▶ **What is required**
Copy out the records precisely, omitting pictures.

▶ **Data rows**
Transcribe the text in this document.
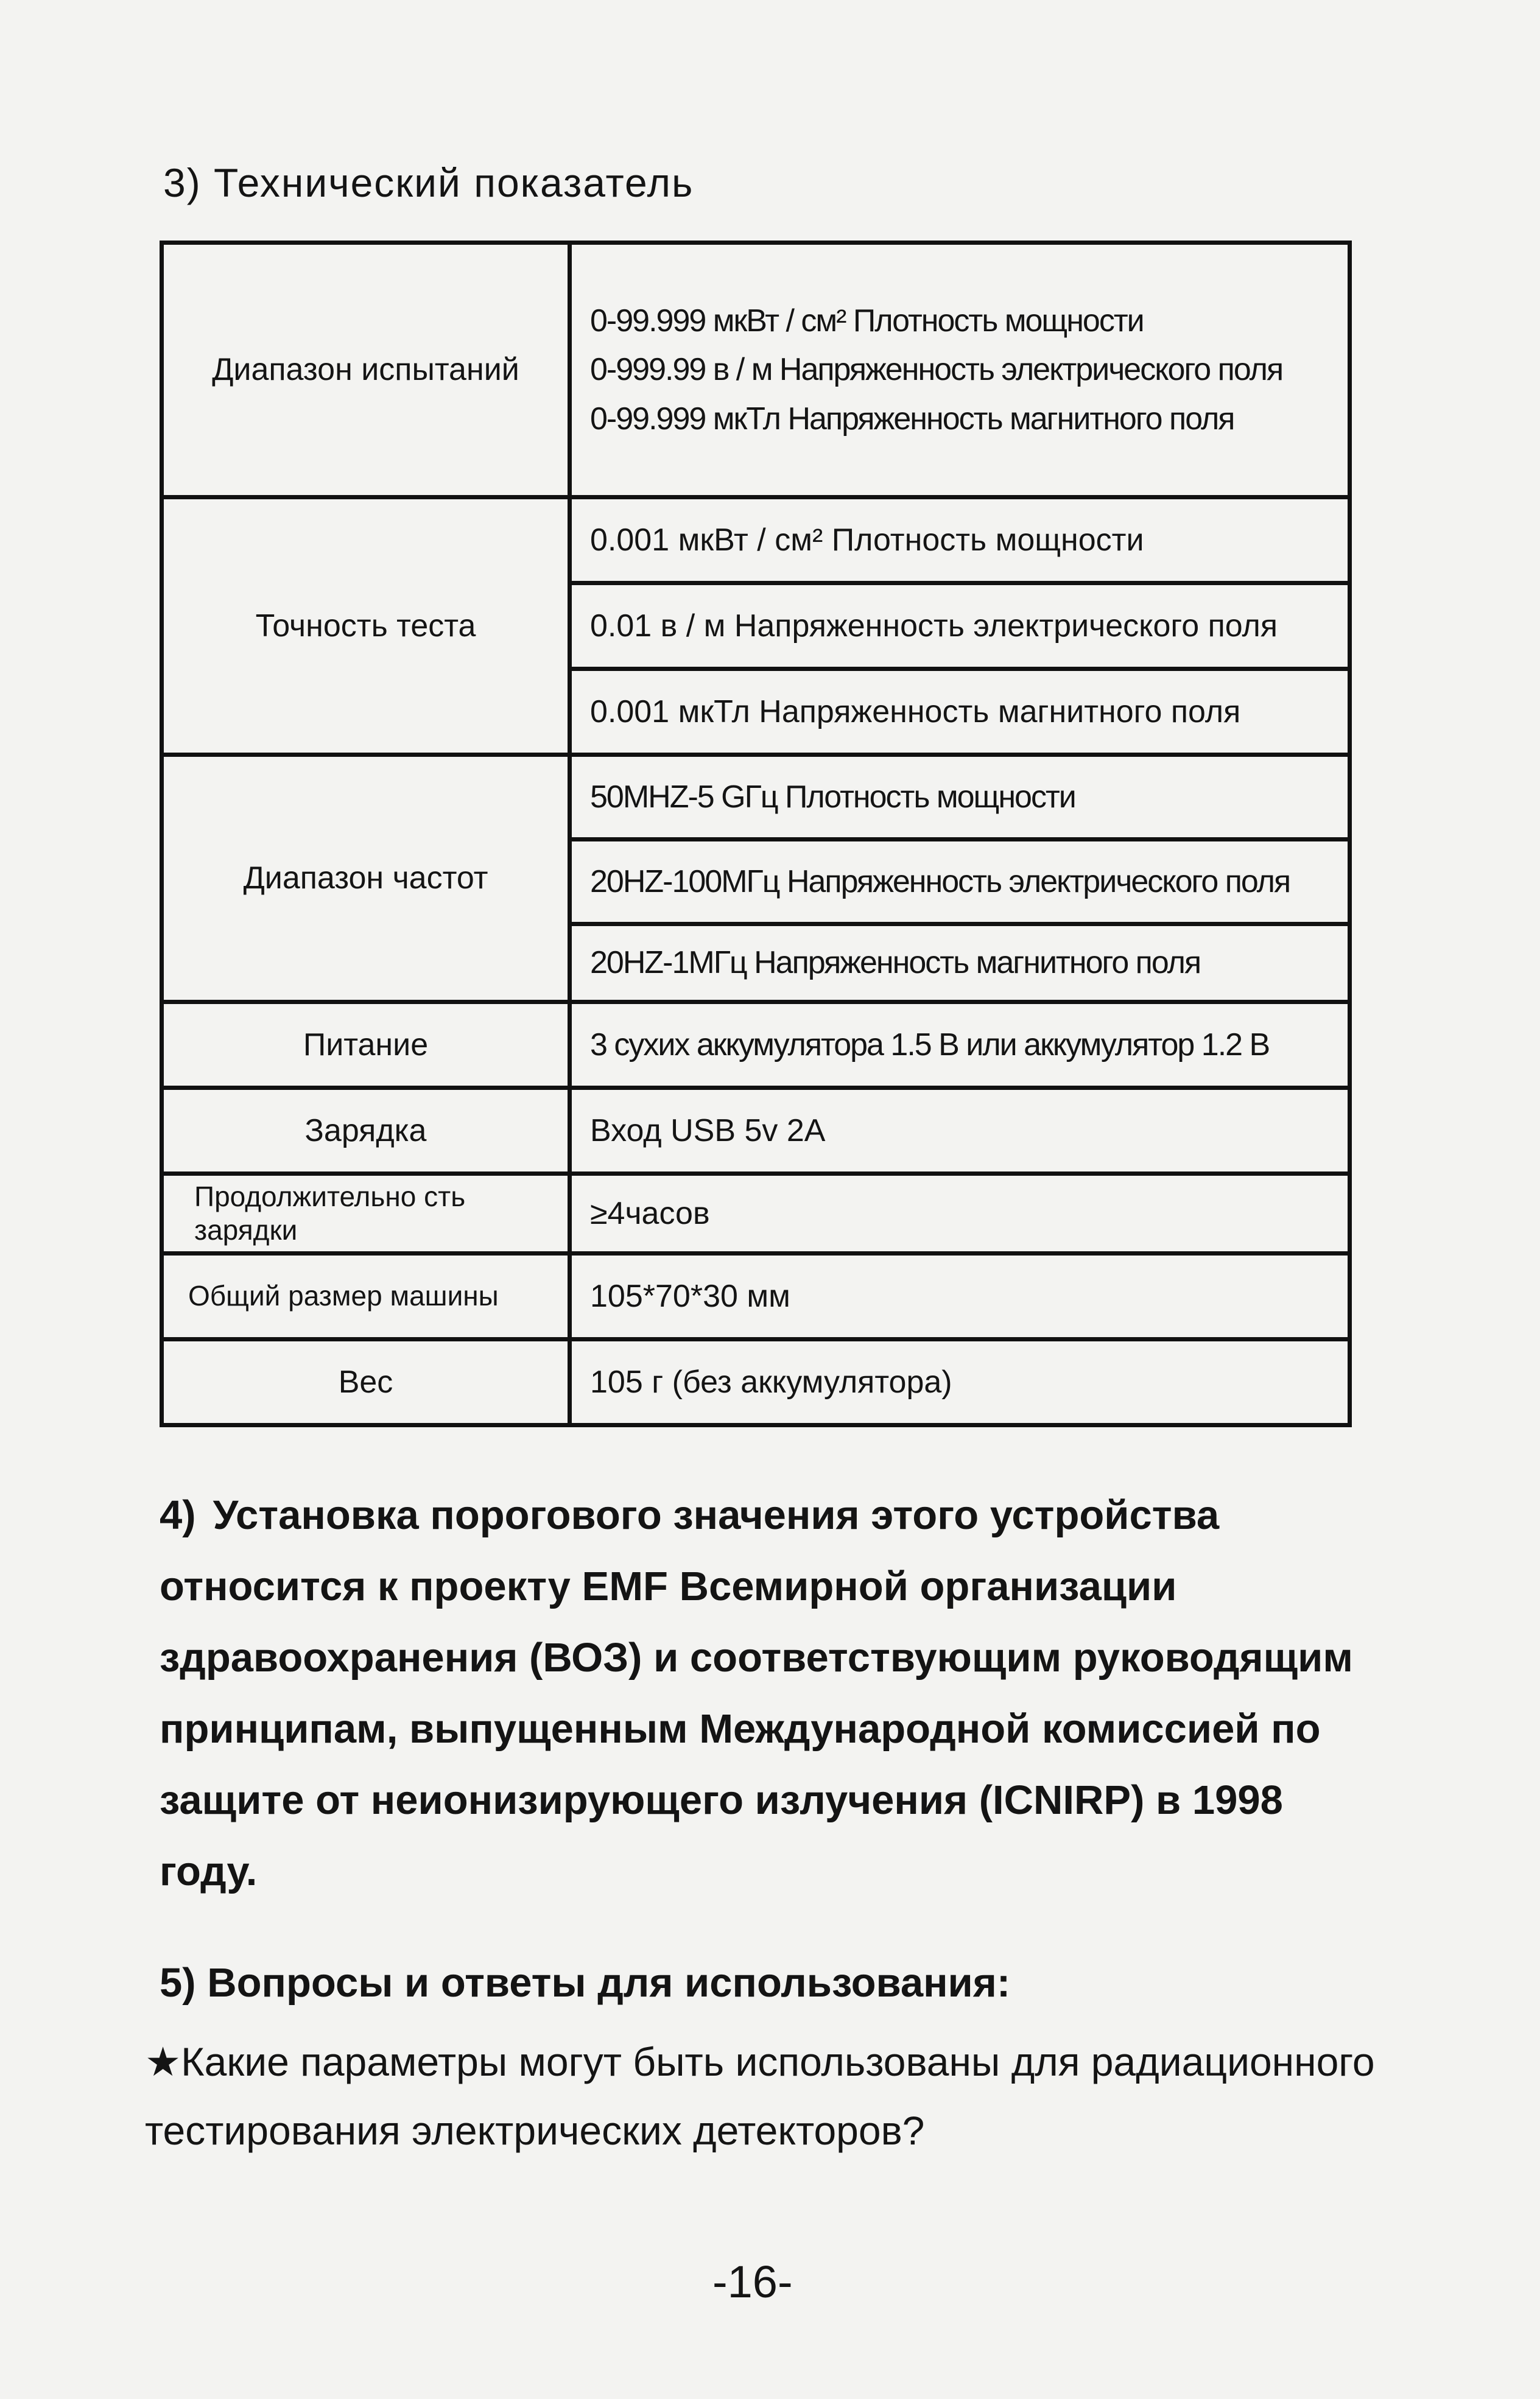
3) Технический показатель
Диапазон испытаний	0-99.999 мкВт / см² Плотность мощности
0-999.99 в / м Напряженность электрического поля
0-99.999 мкТл Напряженность магнитного поля

Точность теста	0.001 мкВт / см² Плотность мощности
	0.01 в / м Напряженность электрического поля
	0.001 мкТл Напряженность магнитного поля
Диапазон частот	50MHZ-5 GГц Плотность мощности
	20HZ-100МГц Напряженность электрического поля
	20HZ-1МГц Напряженность магнитного поля
Питание	3 сухих аккумулятора 1.5 В или аккумулятор 1.2 В
Зарядка	Вход USB 5v 2A
Продолжительно сть зарядки	≥4часов
Общий размер машины	105*70*30 мм
Вес	105 г (без аккумулятора)

4) Установка порогового значения этого устройства относится к проекту EMF Всемирной организации здравоохранения (ВОЗ) и соответствующим руководящим принципам, выпущенным Международной комиссией по защите от неионизирующего излучения (ICNIRP) в 1998 году.

5) Вопросы и ответы для использования:

★Какие параметры могут быть использованы для радиационного тестирования электрических детекторов?

-16-
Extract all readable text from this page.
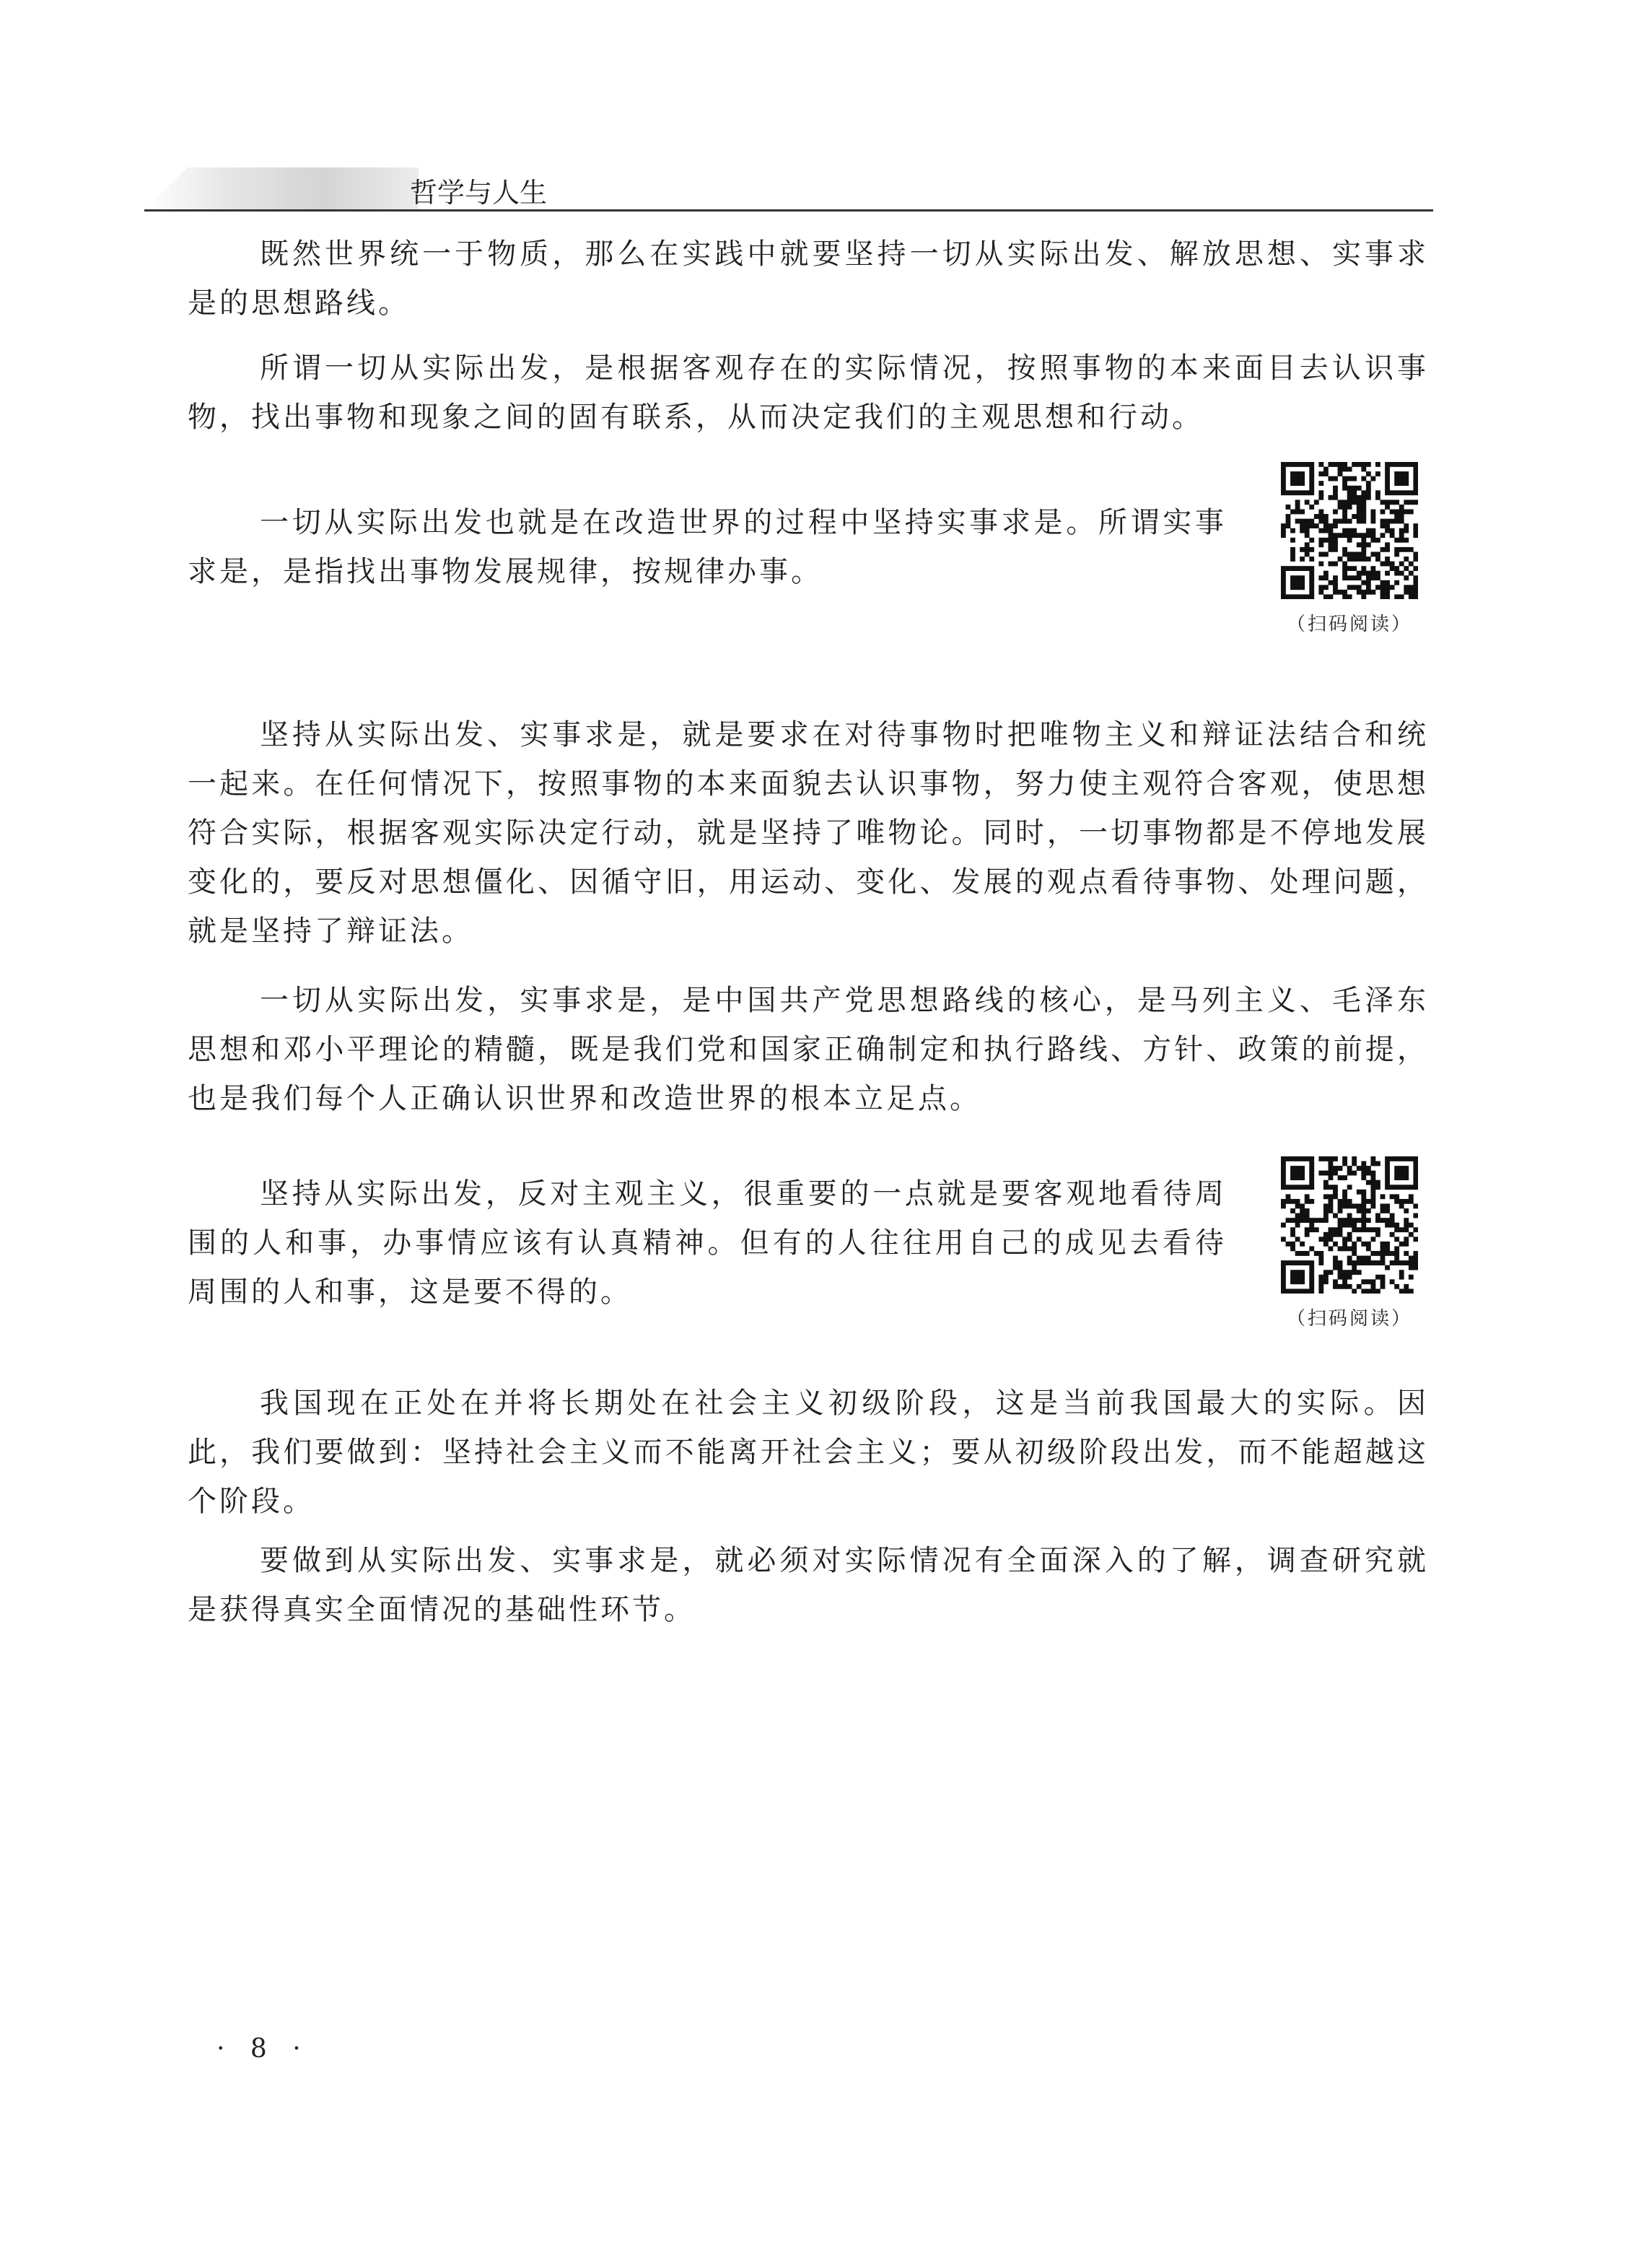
哲学与人生

既然世界统一于物质，那么在实践中就要坚持一切从实际出发、解放思想、实事求是的思想路线。

所谓一切从实际出发，是根据客观存在的实际情况，按照事物的本来面目去认识事物，找出事物和现象之间的固有联系，从而决定我们的主观思想和行动。

一切从实际出发也就是在改造世界的过程中坚持实事求是。所谓实事求是，是指找出事物发展规律，按规律办事。

（扫码阅读）

坚持从实际出发、实事求是，就是要求在对待事物时把唯物主义和辩证法结合和统一起来。在任何情况下，按照事物的本来面貌去认识事物，努力使主观符合客观，使思想符合实际，根据客观实际决定行动，就是坚持了唯物论。同时，一切事物都是不停地发展变化的，要反对思想僵化、因循守旧，用运动、变化、发展的观点看待事物、处理问题，就是坚持了辩证法。

一切从实际出发，实事求是，是中国共产党思想路线的核心，是马列主义、毛泽东思想和邓小平理论的精髓，既是我们党和国家正确制定和执行路线、方针、政策的前提，也是我们每个人正确认识世界和改造世界的根本立足点。

坚持从实际出发，反对主观主义，很重要的一点就是要客观地看待周围的人和事，办事情应该有认真精神。但有的人往往用自己的成见去看待周围的人和事，这是要不得的。

（扫码阅读）

我国现在正处在并将长期处在社会主义初级阶段，这是当前我国最大的实际。因此，我们要做到：坚持社会主义而不能离开社会主义；要从初级阶段出发，而不能超越这个阶段。

要做到从实际出发、实事求是，就必须对实际情况有全面深入的了解，调查研究就是获得真实全面情况的基础性环节。

· 8 ·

▶ **Final result**
Transcribe the text in this document.
3) Технический показатель
Диапазон испытаний	0-99.999 мкВт / см² Плотность мощности
0-999.99 в / м Напряженность электрического поля
0-99.999 мкТл Напряженность магнитного поля

Точность теста	0.001 мкВт / см² Плотность мощности
	0.01 в / м Напряженность электрического поля
	0.001 мкТл Напряженность магнитного поля
Диапазон частот	50MHZ-5 GГц Плотность мощности
	20HZ-100МГц Напряженность электрического поля
	20HZ-1МГц Напряженность магнитного поля
Питание	3 сухих аккумулятора 1.5 В или аккумулятор 1.2 В
Зарядка	Вход USB 5v 2A
Продолжительно сть зарядки	≥4часов
Общий размер машины	105*70*30 мм
Вес	105 г (без аккумулятора)

4) Установка порогового значения этого устройства относится к проекту EMF Всемирной организации здравоохранения (ВОЗ) и соответствующим руководящим принципам, выпущенным Международной комиссией по защите от неионизирующего излучения (ICNIRP) в 1998 году.

5) Вопросы и ответы для использования:

★Какие параметры могут быть использованы для радиационного тестирования электрических детекторов?

-16-
Extract all readable text from this page.
哲学与人生

既然世界统一于物质，那么在实践中就要坚持一切从实际出发、解放思想、实事求是的思想路线。

所谓一切从实际出发，是根据客观存在的实际情况，按照事物的本来面目去认识事物，找出事物和现象之间的固有联系，从而决定我们的主观思想和行动。

一切从实际出发也就是在改造世界的过程中坚持实事求是。所谓实事求是，是指找出事物发展规律，按规律办事。

（扫码阅读）

坚持从实际出发、实事求是，就是要求在对待事物时把唯物主义和辩证法结合和统一起来。在任何情况下，按照事物的本来面貌去认识事物，努力使主观符合客观，使思想符合实际，根据客观实际决定行动，就是坚持了唯物论。同时，一切事物都是不停地发展变化的，要反对思想僵化、因循守旧，用运动、变化、发展的观点看待事物、处理问题，就是坚持了辩证法。

一切从实际出发，实事求是，是中国共产党思想路线的核心，是马列主义、毛泽东思想和邓小平理论的精髓，既是我们党和国家正确制定和执行路线、方针、政策的前提，也是我们每个人正确认识世界和改造世界的根本立足点。

坚持从实际出发，反对主观主义，很重要的一点就是要客观地看待周围的人和事，办事情应该有认真精神。但有的人往往用自己的成见去看待周围的人和事，这是要不得的。

（扫码阅读）

我国现在正处在并将长期处在社会主义初级阶段，这是当前我国最大的实际。因此，我们要做到：坚持社会主义而不能离开社会主义；要从初级阶段出发，而不能超越这个阶段。

要做到从实际出发、实事求是，就必须对实际情况有全面深入的了解，调查研究就是获得真实全面情况的基础性环节。

· 8 ·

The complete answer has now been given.